DIRECTIONS FOR THIS TASK. From the listing below, pick out each line with the word "Multiplier".

GIVEN DATA.
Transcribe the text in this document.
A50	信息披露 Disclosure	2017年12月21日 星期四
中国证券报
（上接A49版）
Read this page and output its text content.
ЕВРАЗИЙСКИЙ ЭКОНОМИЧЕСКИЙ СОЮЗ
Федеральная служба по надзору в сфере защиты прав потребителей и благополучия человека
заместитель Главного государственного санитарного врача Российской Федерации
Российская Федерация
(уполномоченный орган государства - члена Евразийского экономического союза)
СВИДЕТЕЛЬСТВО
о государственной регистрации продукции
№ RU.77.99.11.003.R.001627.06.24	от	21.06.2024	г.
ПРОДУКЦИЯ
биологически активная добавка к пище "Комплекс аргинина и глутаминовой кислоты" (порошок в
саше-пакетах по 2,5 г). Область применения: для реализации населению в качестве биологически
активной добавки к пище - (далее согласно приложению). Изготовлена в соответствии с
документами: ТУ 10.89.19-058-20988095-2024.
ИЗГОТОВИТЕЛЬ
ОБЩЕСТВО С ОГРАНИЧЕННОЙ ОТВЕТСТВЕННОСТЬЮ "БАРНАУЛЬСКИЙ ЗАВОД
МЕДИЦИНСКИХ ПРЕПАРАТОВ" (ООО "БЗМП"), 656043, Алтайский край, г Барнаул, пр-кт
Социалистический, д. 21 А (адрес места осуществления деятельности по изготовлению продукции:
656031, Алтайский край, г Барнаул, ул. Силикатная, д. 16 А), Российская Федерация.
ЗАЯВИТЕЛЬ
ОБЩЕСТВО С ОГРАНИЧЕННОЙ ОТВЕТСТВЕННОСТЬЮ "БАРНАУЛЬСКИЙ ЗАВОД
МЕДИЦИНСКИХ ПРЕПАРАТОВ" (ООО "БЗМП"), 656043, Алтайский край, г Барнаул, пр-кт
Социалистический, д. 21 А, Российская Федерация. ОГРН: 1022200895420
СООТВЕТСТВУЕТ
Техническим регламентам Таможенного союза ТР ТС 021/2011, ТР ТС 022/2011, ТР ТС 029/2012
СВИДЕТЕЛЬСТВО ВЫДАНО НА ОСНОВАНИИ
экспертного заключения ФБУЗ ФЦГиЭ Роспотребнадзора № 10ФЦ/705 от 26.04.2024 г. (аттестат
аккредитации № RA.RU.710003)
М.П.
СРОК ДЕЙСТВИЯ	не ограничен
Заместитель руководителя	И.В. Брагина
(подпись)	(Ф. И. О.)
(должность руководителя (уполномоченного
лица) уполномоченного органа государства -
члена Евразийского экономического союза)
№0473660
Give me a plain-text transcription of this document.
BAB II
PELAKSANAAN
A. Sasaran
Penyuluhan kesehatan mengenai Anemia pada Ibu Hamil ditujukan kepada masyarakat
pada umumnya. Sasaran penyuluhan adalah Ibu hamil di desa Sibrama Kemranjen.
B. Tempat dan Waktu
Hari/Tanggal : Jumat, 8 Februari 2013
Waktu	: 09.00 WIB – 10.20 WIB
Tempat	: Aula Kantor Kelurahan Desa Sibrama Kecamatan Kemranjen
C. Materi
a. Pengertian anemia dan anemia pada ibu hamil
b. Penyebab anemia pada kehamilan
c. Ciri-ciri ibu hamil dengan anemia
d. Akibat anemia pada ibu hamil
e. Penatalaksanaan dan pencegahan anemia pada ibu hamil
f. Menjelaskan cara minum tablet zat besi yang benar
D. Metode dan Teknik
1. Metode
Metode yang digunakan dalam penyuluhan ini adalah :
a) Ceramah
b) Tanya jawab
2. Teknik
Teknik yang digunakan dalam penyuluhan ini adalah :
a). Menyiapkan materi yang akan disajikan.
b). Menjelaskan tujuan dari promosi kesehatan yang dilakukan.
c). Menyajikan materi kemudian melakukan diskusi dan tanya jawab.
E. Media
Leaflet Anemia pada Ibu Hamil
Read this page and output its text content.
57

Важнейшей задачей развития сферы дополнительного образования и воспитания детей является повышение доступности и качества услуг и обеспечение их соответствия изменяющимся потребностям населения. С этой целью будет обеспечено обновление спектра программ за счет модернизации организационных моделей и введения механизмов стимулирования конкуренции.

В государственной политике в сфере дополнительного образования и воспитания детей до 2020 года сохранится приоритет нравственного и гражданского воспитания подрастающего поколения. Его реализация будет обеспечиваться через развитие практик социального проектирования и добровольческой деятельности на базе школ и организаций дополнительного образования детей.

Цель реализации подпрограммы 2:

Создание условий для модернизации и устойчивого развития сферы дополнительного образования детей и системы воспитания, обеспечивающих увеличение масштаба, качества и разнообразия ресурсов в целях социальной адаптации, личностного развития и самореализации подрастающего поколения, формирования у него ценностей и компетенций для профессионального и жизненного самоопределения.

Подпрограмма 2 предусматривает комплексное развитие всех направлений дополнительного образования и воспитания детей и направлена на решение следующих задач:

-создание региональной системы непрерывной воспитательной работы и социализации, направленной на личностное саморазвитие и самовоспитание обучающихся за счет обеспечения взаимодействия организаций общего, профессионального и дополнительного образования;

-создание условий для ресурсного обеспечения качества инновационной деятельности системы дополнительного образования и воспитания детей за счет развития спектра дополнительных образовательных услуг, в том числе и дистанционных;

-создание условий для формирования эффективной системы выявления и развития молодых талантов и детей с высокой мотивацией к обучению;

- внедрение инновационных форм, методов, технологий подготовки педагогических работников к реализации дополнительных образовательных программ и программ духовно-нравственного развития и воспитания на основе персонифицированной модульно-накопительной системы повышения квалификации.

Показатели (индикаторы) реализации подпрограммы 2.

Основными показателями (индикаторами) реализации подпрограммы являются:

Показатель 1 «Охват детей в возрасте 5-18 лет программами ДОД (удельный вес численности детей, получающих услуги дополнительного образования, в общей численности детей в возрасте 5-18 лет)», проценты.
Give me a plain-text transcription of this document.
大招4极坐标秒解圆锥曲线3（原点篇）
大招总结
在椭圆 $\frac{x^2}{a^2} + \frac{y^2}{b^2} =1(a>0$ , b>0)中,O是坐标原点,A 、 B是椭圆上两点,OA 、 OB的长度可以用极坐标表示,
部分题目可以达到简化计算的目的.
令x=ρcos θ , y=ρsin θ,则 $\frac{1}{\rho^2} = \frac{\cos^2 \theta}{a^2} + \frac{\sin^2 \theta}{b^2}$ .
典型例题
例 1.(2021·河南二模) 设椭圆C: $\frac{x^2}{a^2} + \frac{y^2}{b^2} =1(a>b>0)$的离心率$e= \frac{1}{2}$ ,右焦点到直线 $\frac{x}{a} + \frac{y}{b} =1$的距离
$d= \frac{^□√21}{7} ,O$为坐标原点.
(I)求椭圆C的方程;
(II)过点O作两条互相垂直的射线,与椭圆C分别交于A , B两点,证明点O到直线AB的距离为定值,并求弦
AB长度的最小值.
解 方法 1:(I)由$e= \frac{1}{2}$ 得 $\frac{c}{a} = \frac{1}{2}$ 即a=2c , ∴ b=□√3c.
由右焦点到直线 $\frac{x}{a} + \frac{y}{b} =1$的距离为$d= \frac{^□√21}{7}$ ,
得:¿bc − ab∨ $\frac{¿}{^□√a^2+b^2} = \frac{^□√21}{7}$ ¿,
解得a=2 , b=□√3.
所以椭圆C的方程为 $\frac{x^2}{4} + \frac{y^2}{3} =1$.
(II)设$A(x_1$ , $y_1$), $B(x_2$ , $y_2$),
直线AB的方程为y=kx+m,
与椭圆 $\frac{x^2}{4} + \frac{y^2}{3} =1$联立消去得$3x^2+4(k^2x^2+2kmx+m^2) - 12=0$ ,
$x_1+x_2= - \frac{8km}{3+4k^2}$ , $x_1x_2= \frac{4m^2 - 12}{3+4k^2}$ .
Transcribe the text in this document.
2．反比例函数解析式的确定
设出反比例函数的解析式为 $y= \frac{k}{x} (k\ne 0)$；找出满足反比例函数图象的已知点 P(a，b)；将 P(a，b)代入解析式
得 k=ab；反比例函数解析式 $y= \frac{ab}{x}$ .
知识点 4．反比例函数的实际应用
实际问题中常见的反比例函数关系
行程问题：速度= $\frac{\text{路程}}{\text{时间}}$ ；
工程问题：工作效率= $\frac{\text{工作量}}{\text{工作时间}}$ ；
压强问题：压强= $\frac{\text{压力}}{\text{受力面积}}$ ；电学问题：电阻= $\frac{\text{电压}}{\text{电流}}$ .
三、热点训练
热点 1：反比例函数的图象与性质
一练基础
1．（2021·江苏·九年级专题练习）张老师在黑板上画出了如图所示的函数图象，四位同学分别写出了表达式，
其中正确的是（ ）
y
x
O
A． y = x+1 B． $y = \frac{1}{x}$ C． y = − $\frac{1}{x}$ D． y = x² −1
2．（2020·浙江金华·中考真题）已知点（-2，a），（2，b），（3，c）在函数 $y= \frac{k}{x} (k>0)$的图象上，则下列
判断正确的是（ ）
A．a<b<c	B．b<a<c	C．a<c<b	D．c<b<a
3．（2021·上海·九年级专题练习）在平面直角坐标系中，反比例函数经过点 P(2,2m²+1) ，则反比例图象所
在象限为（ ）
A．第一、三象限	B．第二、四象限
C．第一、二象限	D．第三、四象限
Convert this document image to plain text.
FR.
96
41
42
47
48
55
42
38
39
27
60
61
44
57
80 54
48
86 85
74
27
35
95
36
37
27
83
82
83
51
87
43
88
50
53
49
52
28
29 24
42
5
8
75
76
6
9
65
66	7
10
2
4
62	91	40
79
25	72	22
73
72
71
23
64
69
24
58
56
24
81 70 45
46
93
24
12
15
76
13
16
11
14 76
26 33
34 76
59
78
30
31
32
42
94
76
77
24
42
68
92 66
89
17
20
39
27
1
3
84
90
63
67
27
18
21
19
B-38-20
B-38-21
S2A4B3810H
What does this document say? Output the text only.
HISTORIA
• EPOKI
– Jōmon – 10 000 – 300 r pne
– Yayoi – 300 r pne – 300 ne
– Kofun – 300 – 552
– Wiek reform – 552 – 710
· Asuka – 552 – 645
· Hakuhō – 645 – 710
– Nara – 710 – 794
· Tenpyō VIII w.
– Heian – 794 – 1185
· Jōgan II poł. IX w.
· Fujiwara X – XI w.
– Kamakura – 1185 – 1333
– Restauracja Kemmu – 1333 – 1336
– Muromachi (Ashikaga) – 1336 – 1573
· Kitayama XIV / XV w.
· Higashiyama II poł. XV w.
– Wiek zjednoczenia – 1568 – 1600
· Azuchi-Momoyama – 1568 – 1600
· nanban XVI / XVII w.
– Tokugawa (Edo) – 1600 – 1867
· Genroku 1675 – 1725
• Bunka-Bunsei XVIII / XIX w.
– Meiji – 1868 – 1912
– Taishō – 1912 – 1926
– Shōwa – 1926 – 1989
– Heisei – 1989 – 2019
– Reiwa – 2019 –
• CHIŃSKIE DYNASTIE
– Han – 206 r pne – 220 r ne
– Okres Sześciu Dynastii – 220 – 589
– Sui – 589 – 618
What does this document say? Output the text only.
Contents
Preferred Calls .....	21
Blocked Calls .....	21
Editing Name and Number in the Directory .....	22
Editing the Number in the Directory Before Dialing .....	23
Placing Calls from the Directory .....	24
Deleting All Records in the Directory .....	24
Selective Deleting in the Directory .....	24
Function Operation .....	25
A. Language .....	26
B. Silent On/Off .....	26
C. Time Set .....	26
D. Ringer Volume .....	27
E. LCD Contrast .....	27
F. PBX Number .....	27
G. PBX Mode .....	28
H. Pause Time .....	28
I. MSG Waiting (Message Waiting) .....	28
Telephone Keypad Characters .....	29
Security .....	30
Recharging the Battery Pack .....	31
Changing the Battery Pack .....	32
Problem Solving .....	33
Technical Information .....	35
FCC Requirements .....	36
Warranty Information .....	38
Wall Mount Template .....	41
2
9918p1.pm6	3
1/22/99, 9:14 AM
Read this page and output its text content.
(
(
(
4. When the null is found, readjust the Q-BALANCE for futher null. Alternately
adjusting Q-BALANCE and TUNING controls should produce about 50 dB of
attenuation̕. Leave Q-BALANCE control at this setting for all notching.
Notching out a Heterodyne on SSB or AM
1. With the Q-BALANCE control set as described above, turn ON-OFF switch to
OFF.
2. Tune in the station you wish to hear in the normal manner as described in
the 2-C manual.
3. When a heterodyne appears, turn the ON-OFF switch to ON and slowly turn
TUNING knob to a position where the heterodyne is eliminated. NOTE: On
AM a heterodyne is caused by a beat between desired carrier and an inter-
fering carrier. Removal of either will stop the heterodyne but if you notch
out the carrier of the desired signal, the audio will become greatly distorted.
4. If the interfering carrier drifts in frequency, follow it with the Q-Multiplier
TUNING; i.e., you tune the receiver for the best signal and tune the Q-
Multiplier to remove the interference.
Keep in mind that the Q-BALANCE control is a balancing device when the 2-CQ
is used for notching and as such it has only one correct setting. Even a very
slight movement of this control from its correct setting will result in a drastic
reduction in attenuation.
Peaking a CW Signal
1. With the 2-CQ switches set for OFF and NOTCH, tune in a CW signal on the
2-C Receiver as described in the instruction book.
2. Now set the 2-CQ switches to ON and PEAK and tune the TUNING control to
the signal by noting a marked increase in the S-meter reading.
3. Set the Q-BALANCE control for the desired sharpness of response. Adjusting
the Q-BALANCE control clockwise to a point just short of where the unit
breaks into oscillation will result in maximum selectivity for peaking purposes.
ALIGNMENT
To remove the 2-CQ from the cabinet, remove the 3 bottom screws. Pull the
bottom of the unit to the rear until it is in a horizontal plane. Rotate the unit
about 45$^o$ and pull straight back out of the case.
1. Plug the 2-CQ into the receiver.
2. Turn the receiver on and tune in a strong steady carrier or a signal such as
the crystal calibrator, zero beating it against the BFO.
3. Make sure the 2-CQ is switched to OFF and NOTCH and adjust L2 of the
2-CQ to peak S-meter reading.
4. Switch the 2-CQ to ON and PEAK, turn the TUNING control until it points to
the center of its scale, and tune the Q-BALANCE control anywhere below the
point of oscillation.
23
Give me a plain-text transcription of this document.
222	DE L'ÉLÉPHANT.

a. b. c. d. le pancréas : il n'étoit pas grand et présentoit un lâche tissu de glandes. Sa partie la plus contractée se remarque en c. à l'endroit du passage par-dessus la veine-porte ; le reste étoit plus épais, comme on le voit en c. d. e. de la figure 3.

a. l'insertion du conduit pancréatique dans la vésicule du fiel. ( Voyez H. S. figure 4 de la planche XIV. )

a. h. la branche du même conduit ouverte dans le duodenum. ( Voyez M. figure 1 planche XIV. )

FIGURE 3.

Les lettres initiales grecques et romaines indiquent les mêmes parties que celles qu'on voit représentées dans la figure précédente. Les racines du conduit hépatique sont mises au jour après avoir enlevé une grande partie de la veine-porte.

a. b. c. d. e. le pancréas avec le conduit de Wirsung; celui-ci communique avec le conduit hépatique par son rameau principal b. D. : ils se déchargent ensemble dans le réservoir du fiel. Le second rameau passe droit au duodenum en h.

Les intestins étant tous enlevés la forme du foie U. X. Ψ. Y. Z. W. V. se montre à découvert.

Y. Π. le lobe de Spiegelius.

THE RESULT.
4. If the interfering carrier drifts in frequency, follow it with the Q-Multiplier
Multiplier to remove the interference.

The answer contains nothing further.